[Collected data entries]
────────
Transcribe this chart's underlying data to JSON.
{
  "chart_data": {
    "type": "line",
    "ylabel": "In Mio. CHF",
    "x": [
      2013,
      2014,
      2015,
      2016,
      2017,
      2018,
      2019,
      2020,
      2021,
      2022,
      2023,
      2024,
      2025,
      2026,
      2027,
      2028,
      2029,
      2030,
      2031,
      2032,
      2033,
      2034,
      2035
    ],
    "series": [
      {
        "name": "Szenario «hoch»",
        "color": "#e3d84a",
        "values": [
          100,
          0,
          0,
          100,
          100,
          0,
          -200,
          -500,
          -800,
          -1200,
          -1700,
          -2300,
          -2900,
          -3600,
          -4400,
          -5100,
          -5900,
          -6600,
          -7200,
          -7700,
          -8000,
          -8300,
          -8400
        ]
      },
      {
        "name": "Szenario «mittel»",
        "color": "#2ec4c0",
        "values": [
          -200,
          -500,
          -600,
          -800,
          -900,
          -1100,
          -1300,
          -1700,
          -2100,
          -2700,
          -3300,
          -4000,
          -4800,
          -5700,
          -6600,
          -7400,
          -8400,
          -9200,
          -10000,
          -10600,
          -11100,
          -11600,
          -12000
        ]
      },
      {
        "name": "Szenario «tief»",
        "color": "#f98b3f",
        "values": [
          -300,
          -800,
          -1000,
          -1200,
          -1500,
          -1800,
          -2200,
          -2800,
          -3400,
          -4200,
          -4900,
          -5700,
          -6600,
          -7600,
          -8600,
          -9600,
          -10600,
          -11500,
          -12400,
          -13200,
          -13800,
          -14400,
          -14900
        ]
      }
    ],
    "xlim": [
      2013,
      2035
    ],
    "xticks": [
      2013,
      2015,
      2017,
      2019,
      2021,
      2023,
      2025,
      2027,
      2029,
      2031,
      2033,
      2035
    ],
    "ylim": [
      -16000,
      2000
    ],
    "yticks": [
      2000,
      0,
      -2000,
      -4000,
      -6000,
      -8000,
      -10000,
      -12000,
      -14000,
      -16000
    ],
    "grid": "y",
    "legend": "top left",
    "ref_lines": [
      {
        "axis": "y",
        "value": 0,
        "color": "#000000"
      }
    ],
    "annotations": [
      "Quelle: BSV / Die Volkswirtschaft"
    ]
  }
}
────────
• WHAT IS BEING ASKED
Please quote every record above exactly as it appears.

• RESPONSE TO THIS EXERCISE
Transcribe this chart's underlying data to JSON.
{
  "chart_data": {
    "type": "line",
    "ylabel": "In Mio. CHF",
    "x": [
      2013,
      2014,
      2015,
      2016,
      2017,
      2018,
      2019,
      2020,
      2021,
      2022,
      2023,
      2024,
      2025,
      2026,
      2027,
      2028,
      2029,
      2030,
      2031,
      2032,
      2033,
      2034,
      2035
    ],
    "series": [
      {
        "name": "Szenario «hoch»",
        "color": "#e3d84a",
        "values": [
          100,
          0,
          0,
          100,
          100,
          0,
          -200,
          -500,
          -800,
          -1200,
          -1700,
          -2300,
          -2900,
          -3600,
          -4400,
          -5100,
          -5900,
          -6600,
          -7200,
          -7700,
          -8000,
          -8300,
          -8400
        ]
      },
      {
        "name": "Szenario «mittel»",
        "color": "#2ec4c0",
        "values": [
          -200,
          -500,
          -600,
          -800,
          -900,
          -1100,
          -1300,
          -1700,
          -2100,
          -2700,
          -3300,
          -4000,
          -4800,
          -5700,
          -6600,
          -7400,
          -8400,
          -9200,
          -10000,
          -10600,
          -11100,
          -11600,
          -12000
        ]
      },
      {
        "name": "Szenario «tief»",
        "color": "#f98b3f",
        "values": [
          -300,
          -800,
          -1000,
          -1200,
          -1500,
          -1800,
          -2200,
          -2800,
          -3400,
          -4200,
          -4900,
          -5700,
          -6600,
          -7600,
          -8600,
          -9600,
          -10600,
          -11500,
          -12400,
          -13200,
          -13800,
          -14400,
          -14900
        ]
      }
    ],
    "xlim": [
      2013,
      2035
    ],
    "xticks": [
      2013,
      2015,
      2017,
      2019,
      2021,
      2023,
      2025,
      2027,
      2029,
      2031,
      2033,
      2035
    ],
    "ylim": [
      -16000,
      2000
    ],
    "yticks": [
      2000,
      0,
      -2000,
      -4000,
      -6000,
      -8000,
      -10000,
      -12000,
      -14000,
      -16000
    ],
    "grid": "y",
    "legend": "top left",
    "ref_lines": [
      {
        "axis": "y",
        "value": 0,
        "color": "#000000"
      }
    ],
    "annotations": [
      "Quelle: BSV / Die Volkswirtschaft"
    ]
  }
}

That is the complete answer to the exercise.